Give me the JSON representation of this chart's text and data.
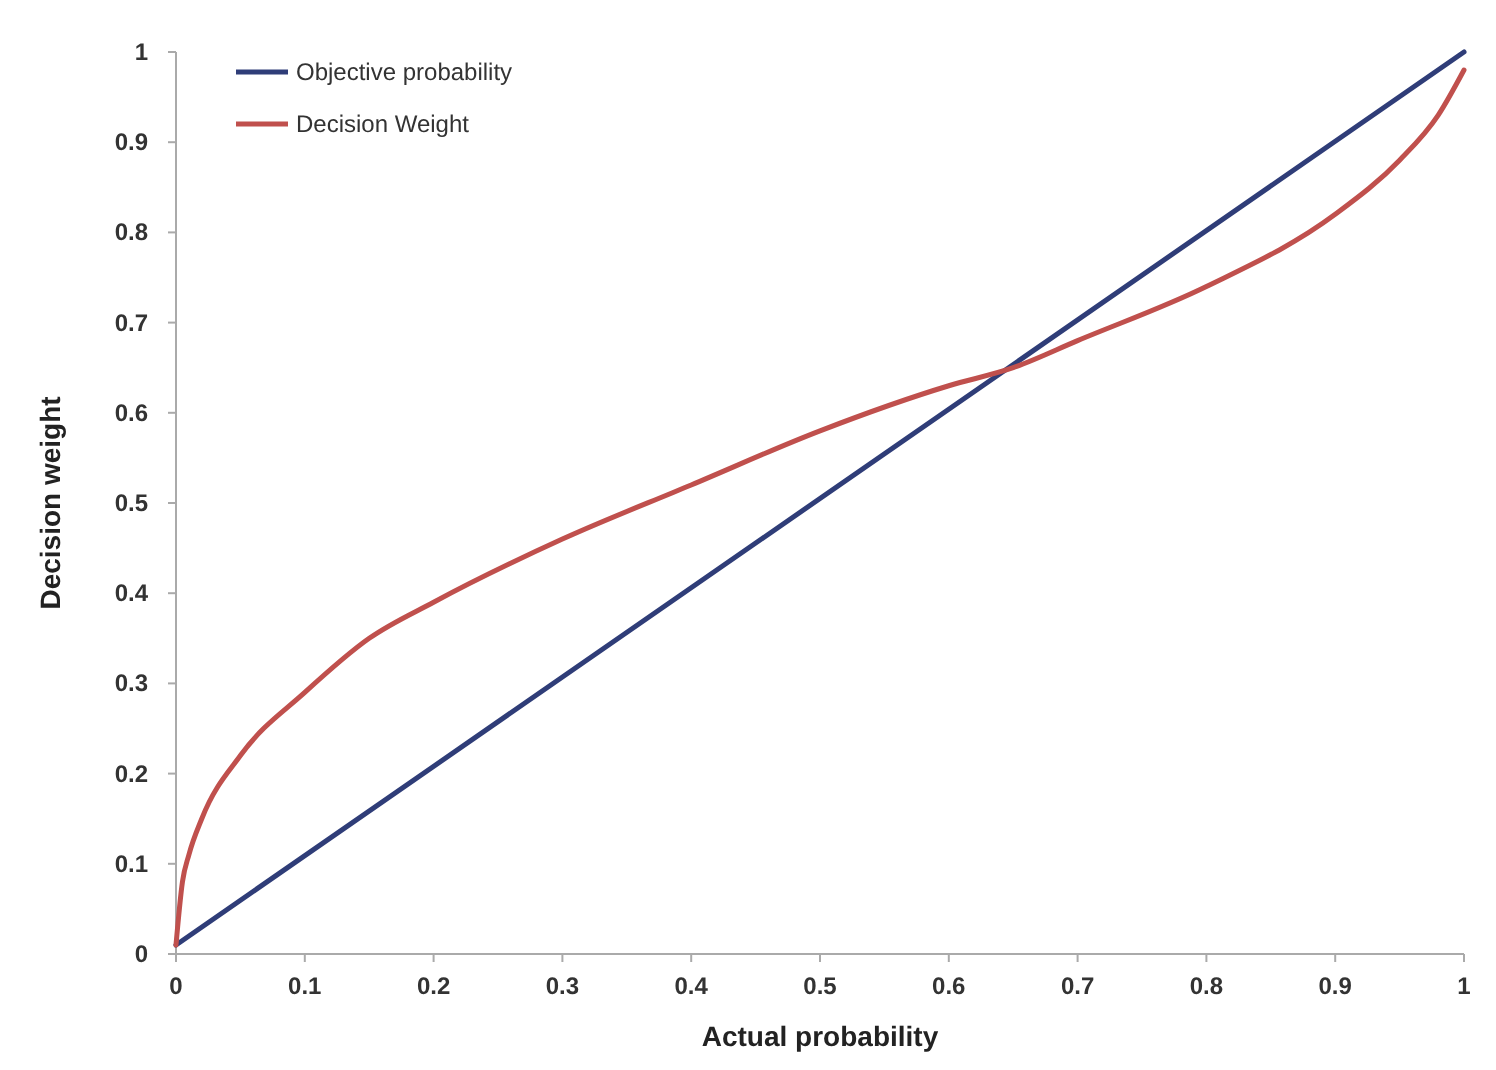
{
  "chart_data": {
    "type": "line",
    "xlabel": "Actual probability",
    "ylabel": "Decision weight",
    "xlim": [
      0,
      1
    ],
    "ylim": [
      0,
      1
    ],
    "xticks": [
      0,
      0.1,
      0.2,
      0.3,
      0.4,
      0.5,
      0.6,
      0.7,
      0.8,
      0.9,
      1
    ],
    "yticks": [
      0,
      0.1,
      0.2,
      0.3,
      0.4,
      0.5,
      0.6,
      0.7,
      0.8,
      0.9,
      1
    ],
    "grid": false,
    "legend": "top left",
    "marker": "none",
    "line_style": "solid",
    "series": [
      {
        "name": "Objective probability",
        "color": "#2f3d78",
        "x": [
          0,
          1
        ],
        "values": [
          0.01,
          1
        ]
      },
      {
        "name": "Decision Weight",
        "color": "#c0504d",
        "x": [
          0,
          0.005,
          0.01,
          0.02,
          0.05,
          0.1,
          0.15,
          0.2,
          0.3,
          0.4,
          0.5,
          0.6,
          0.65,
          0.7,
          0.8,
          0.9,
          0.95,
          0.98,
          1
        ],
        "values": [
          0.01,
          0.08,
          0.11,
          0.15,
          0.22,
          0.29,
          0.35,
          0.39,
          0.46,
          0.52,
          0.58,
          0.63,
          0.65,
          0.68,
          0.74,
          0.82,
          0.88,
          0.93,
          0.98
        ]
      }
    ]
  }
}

• [EXERCISE GOAL]
In the entries above, identify every line with the word "Decision". Copy those lines.

• [ANSWER FOR THIS EXERCISE]
    "ylabel": "Decision weight",
        "name": "Decision Weight",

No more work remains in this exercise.